Data records:
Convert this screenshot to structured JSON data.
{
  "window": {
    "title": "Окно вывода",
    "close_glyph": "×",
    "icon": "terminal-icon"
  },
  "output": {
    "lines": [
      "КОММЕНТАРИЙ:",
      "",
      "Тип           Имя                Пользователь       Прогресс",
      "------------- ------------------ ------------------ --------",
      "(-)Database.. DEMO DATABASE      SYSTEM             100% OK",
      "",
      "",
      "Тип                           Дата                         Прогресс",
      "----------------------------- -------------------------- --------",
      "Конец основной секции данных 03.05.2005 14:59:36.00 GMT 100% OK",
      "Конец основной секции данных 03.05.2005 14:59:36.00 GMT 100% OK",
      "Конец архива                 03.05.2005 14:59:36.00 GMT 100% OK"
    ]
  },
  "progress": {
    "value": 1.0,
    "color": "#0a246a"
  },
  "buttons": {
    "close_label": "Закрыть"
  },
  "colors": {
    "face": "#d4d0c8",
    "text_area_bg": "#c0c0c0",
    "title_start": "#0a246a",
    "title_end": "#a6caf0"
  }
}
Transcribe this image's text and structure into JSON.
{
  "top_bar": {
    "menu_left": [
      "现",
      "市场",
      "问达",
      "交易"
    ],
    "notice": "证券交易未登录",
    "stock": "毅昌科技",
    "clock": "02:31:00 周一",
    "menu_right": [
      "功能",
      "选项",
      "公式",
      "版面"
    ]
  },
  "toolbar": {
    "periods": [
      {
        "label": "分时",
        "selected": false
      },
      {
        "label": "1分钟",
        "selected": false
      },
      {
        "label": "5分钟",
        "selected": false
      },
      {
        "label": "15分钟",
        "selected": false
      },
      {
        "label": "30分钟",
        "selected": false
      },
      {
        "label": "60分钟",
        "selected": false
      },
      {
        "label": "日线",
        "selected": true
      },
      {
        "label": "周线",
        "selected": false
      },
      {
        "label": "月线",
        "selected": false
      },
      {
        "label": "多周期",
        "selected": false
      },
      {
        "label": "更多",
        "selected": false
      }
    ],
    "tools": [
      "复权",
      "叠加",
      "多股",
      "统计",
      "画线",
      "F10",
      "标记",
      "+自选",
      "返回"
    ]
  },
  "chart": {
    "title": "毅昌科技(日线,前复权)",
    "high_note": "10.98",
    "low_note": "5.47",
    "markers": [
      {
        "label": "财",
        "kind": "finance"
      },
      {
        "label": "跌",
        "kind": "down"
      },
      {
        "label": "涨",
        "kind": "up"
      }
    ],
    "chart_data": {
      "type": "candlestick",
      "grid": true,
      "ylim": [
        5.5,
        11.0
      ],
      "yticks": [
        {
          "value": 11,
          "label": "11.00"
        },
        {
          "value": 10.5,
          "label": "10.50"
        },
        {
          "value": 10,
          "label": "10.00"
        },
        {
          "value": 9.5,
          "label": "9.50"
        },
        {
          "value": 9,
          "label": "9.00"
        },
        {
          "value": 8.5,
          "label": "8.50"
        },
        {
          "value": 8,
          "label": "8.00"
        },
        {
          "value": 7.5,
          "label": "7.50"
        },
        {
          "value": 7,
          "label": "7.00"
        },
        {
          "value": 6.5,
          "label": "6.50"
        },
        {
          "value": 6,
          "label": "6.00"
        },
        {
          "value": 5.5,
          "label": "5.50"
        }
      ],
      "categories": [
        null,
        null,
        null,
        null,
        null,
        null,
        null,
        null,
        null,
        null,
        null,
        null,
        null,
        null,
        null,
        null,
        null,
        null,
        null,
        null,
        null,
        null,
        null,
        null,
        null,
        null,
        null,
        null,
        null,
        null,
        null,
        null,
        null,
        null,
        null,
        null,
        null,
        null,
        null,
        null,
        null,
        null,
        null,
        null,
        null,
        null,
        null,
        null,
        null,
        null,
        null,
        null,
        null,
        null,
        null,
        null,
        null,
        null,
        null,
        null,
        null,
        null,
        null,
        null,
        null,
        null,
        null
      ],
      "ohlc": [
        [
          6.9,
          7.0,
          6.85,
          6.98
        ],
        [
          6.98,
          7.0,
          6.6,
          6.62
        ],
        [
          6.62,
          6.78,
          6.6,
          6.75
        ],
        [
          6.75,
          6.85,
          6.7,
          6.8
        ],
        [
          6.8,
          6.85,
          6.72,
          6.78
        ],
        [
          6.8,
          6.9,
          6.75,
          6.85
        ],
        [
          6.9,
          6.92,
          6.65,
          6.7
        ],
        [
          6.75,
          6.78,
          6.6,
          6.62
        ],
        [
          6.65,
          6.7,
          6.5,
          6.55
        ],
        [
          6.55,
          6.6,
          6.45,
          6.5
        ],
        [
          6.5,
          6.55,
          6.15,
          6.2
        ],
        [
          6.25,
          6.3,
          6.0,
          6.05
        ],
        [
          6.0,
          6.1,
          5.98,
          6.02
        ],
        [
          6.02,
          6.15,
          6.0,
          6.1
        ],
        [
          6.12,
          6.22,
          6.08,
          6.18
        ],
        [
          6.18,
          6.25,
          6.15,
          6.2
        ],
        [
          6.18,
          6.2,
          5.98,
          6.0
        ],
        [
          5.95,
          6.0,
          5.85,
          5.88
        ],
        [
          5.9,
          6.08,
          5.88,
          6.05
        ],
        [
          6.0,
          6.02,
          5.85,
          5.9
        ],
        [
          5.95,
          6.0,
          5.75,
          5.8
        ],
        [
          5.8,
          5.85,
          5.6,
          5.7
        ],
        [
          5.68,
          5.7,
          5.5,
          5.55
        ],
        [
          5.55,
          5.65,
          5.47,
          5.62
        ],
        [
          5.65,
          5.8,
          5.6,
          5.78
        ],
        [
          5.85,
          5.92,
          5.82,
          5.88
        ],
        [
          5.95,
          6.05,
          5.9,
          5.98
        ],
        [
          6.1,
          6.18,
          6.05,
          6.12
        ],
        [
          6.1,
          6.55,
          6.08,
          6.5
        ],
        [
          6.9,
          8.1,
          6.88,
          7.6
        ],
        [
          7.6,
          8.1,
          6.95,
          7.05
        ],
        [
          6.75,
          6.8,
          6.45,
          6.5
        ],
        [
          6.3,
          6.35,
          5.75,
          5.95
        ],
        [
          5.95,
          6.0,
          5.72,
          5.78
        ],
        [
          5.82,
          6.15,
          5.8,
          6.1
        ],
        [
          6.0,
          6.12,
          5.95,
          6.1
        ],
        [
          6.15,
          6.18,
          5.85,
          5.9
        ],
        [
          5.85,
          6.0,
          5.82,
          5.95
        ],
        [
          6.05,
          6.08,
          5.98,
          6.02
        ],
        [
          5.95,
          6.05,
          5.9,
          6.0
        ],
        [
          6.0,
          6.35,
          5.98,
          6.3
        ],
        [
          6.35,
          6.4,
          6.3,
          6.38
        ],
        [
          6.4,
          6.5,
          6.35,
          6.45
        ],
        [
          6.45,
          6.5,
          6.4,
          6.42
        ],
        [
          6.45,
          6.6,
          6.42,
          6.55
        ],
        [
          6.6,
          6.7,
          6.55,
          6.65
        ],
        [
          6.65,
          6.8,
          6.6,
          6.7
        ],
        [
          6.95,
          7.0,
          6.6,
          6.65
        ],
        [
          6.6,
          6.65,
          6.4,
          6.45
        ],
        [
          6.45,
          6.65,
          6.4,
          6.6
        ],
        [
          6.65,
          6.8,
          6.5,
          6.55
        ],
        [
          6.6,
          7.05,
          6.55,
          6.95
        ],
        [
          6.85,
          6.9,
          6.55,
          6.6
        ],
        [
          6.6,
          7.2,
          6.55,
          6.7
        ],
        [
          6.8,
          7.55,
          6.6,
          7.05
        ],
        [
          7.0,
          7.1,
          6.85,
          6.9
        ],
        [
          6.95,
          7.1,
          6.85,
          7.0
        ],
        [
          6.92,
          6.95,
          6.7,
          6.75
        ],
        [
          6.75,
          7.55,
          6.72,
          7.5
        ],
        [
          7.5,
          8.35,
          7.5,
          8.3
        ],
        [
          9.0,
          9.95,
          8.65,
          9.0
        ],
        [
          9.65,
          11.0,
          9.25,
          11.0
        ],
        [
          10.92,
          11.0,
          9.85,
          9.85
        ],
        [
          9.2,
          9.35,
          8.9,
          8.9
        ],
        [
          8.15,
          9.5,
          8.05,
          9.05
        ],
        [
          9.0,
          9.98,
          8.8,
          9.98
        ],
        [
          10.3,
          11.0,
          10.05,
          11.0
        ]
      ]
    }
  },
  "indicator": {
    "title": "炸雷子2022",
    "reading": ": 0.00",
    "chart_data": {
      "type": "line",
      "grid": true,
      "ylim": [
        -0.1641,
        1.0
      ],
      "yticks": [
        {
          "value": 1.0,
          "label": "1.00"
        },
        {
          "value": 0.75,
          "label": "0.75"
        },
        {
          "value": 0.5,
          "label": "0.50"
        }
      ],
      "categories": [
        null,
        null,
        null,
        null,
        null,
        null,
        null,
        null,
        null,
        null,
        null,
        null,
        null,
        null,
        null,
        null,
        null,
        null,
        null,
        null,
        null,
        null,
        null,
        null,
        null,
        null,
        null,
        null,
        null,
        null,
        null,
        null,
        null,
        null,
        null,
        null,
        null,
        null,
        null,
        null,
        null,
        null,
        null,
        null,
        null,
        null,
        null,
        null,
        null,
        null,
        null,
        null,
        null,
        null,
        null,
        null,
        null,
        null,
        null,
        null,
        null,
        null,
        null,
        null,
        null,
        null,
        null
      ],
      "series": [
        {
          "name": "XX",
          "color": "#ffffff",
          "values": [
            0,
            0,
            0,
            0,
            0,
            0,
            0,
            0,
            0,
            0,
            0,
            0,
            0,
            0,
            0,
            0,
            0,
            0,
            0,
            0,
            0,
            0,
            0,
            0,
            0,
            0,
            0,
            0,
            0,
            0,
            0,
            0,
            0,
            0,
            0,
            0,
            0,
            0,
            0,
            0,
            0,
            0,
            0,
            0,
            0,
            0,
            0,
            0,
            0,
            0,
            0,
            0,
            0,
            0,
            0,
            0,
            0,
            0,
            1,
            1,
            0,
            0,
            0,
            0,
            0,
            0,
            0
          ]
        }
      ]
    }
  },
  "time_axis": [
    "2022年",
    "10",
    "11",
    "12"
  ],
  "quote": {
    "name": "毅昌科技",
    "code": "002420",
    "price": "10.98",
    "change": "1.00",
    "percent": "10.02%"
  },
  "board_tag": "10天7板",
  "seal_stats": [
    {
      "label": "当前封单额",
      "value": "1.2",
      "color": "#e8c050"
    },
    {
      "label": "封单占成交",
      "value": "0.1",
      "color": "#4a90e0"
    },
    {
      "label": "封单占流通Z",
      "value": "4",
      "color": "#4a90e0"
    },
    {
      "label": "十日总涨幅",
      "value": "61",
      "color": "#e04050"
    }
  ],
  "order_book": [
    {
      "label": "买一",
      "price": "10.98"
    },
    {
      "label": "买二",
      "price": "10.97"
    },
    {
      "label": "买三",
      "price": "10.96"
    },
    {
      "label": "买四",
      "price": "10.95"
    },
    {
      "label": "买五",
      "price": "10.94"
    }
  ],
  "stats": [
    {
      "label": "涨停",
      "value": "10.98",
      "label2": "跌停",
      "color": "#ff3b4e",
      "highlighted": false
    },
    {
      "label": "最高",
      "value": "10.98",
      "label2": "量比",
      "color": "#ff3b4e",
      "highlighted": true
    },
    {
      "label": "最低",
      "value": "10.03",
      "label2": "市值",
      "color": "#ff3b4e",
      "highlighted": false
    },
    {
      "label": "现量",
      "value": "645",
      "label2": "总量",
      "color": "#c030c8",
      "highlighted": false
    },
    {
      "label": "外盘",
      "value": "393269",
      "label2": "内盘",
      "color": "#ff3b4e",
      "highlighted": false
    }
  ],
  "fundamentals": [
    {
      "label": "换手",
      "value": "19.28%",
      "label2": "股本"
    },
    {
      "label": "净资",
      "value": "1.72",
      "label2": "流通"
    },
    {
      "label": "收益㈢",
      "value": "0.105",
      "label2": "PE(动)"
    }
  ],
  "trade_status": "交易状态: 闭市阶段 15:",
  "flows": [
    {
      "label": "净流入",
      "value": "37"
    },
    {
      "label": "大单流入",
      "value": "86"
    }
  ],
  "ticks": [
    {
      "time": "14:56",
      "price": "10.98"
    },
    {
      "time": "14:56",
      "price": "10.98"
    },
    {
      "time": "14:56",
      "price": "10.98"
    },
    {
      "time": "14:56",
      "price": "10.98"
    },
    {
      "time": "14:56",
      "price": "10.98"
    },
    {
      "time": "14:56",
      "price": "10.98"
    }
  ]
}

Exercise description:
Only the number is wanted: how many lines in the entries above contain the word "JSON"?

Solution for this task:
2